# start of Material provided

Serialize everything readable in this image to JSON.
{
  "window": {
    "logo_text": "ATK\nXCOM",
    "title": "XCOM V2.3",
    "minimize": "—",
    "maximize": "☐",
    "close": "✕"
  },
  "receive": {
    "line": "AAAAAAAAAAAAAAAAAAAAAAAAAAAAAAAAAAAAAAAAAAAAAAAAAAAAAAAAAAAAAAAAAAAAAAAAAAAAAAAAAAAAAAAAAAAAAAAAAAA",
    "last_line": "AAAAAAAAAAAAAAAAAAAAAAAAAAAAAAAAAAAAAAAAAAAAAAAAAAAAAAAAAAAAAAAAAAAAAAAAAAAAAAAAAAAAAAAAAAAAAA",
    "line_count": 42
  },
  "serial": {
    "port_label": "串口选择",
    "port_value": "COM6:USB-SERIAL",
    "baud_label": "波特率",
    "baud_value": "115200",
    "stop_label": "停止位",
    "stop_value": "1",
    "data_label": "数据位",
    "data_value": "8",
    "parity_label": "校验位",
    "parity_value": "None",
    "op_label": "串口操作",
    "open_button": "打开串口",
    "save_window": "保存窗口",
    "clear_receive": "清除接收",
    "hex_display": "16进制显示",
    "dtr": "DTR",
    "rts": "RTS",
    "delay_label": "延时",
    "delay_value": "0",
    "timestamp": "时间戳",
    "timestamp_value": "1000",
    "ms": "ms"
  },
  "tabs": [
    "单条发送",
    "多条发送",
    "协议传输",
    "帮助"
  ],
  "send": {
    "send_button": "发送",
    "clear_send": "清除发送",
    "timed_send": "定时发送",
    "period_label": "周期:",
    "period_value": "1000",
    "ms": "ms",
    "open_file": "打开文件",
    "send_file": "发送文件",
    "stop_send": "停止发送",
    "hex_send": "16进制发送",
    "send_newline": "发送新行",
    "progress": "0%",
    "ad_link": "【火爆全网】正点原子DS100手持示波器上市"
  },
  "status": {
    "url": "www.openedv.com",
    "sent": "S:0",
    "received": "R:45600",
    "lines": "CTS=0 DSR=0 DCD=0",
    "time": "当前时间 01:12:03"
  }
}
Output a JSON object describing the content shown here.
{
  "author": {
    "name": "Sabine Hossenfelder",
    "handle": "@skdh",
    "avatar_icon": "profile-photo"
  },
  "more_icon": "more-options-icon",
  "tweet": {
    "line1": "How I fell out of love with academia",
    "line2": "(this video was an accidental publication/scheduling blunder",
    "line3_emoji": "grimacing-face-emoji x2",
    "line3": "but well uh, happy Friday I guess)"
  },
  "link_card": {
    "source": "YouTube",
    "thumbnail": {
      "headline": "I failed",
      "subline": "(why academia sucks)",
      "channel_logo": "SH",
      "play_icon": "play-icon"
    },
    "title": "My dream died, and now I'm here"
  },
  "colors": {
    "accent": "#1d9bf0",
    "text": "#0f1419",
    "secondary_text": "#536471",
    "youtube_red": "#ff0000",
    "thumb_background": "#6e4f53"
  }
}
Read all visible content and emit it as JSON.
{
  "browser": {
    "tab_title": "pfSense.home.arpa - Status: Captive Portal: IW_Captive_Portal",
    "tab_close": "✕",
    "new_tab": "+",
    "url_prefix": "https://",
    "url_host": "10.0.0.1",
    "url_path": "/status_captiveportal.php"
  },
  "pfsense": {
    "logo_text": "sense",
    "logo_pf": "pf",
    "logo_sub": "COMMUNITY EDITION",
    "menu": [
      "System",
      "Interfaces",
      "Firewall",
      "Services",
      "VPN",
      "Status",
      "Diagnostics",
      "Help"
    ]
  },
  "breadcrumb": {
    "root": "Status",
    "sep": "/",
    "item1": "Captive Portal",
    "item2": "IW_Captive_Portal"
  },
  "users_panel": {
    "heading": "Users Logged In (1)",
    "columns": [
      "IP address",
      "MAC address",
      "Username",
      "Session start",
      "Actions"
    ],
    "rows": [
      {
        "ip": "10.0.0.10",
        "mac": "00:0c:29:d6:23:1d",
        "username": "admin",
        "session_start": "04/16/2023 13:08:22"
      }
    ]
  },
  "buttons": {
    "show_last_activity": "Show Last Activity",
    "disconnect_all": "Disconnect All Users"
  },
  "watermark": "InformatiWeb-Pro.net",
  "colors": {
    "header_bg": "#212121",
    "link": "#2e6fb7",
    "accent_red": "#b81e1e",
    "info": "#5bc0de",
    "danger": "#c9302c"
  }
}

# end of Material provided

- **Stated problem**
Repeat the data above, word for word.

- **Completed exercise**
Serialize everything readable in this image to JSON.
{
  "window": {
    "logo_text": "ATK\nXCOM",
    "title": "XCOM V2.3",
    "minimize": "—",
    "maximize": "☐",
    "close": "✕"
  },
  "receive": {
    "line": "AAAAAAAAAAAAAAAAAAAAAAAAAAAAAAAAAAAAAAAAAAAAAAAAAAAAAAAAAAAAAAAAAAAAAAAAAAAAAAAAAAAAAAAAAAAAAAAAAAA",
    "last_line": "AAAAAAAAAAAAAAAAAAAAAAAAAAAAAAAAAAAAAAAAAAAAAAAAAAAAAAAAAAAAAAAAAAAAAAAAAAAAAAAAAAAAAAAAAAAAAA",
    "line_count": 42
  },
  "serial": {
    "port_label": "串口选择",
    "port_value": "COM6:USB-SERIAL",
    "baud_label": "波特率",
    "baud_value": "115200",
    "stop_label": "停止位",
    "stop_value": "1",
    "data_label": "数据位",
    "data_value": "8",
    "parity_label": "校验位",
    "parity_value": "None",
    "op_label": "串口操作",
    "open_button": "打开串口",
    "save_window": "保存窗口",
    "clear_receive": "清除接收",
    "hex_display": "16进制显示",
    "dtr": "DTR",
    "rts": "RTS",
    "delay_label": "延时",
    "delay_value": "0",
    "timestamp": "时间戳",
    "timestamp_value": "1000",
    "ms": "ms"
  },
  "tabs": [
    "单条发送",
    "多条发送",
    "协议传输",
    "帮助"
  ],
  "send": {
    "send_button": "发送",
    "clear_send": "清除发送",
    "timed_send": "定时发送",
    "period_label": "周期:",
    "period_value": "1000",
    "ms": "ms",
    "open_file": "打开文件",
    "send_file": "发送文件",
    "stop_send": "停止发送",
    "hex_send": "16进制发送",
    "send_newline": "发送新行",
    "progress": "0%",
    "ad_link": "【火爆全网】正点原子DS100手持示波器上市"
  },
  "status": {
    "url": "www.openedv.com",
    "sent": "S:0",
    "received": "R:45600",
    "lines": "CTS=0 DSR=0 DCD=0",
    "time": "当前时间 01:12:03"
  }
}
Output a JSON object describing the content shown here.
{
  "author": {
    "name": "Sabine Hossenfelder",
    "handle": "@skdh",
    "avatar_icon": "profile-photo"
  },
  "more_icon": "more-options-icon",
  "tweet": {
    "line1": "How I fell out of love with academia",
    "line2": "(this video was an accidental publication/scheduling blunder",
    "line3_emoji": "grimacing-face-emoji x2",
    "line3": "but well uh, happy Friday I guess)"
  },
  "link_card": {
    "source": "YouTube",
    "thumbnail": {
      "headline": "I failed",
      "subline": "(why academia sucks)",
      "channel_logo": "SH",
      "play_icon": "play-icon"
    },
    "title": "My dream died, and now I'm here"
  },
  "colors": {
    "accent": "#1d9bf0",
    "text": "#0f1419",
    "secondary_text": "#536471",
    "youtube_red": "#ff0000",
    "thumb_background": "#6e4f53"
  }
}
Read all visible content and emit it as JSON.
{
  "browser": {
    "tab_title": "pfSense.home.arpa - Status: Captive Portal: IW_Captive_Portal",
    "tab_close": "✕",
    "new_tab": "+",
    "url_prefix": "https://",
    "url_host": "10.0.0.1",
    "url_path": "/status_captiveportal.php"
  },
  "pfsense": {
    "logo_text": "sense",
    "logo_pf": "pf",
    "logo_sub": "COMMUNITY EDITION",
    "menu": [
      "System",
      "Interfaces",
      "Firewall",
      "Services",
      "VPN",
      "Status",
      "Diagnostics",
      "Help"
    ]
  },
  "breadcrumb": {
    "root": "Status",
    "sep": "/",
    "item1": "Captive Portal",
    "item2": "IW_Captive_Portal"
  },
  "users_panel": {
    "heading": "Users Logged In (1)",
    "columns": [
      "IP address",
      "MAC address",
      "Username",
      "Session start",
      "Actions"
    ],
    "rows": [
      {
        "ip": "10.0.0.10",
        "mac": "00:0c:29:d6:23:1d",
        "username": "admin",
        "session_start": "04/16/2023 13:08:22"
      }
    ]
  },
  "buttons": {
    "show_last_activity": "Show Last Activity",
    "disconnect_all": "Disconnect All Users"
  },
  "watermark": "InformatiWeb-Pro.net",
  "colors": {
    "header_bg": "#212121",
    "link": "#2e6fb7",
    "accent_red": "#b81e1e",
    "info": "#5bc0de",
    "danger": "#c9302c"
  }
}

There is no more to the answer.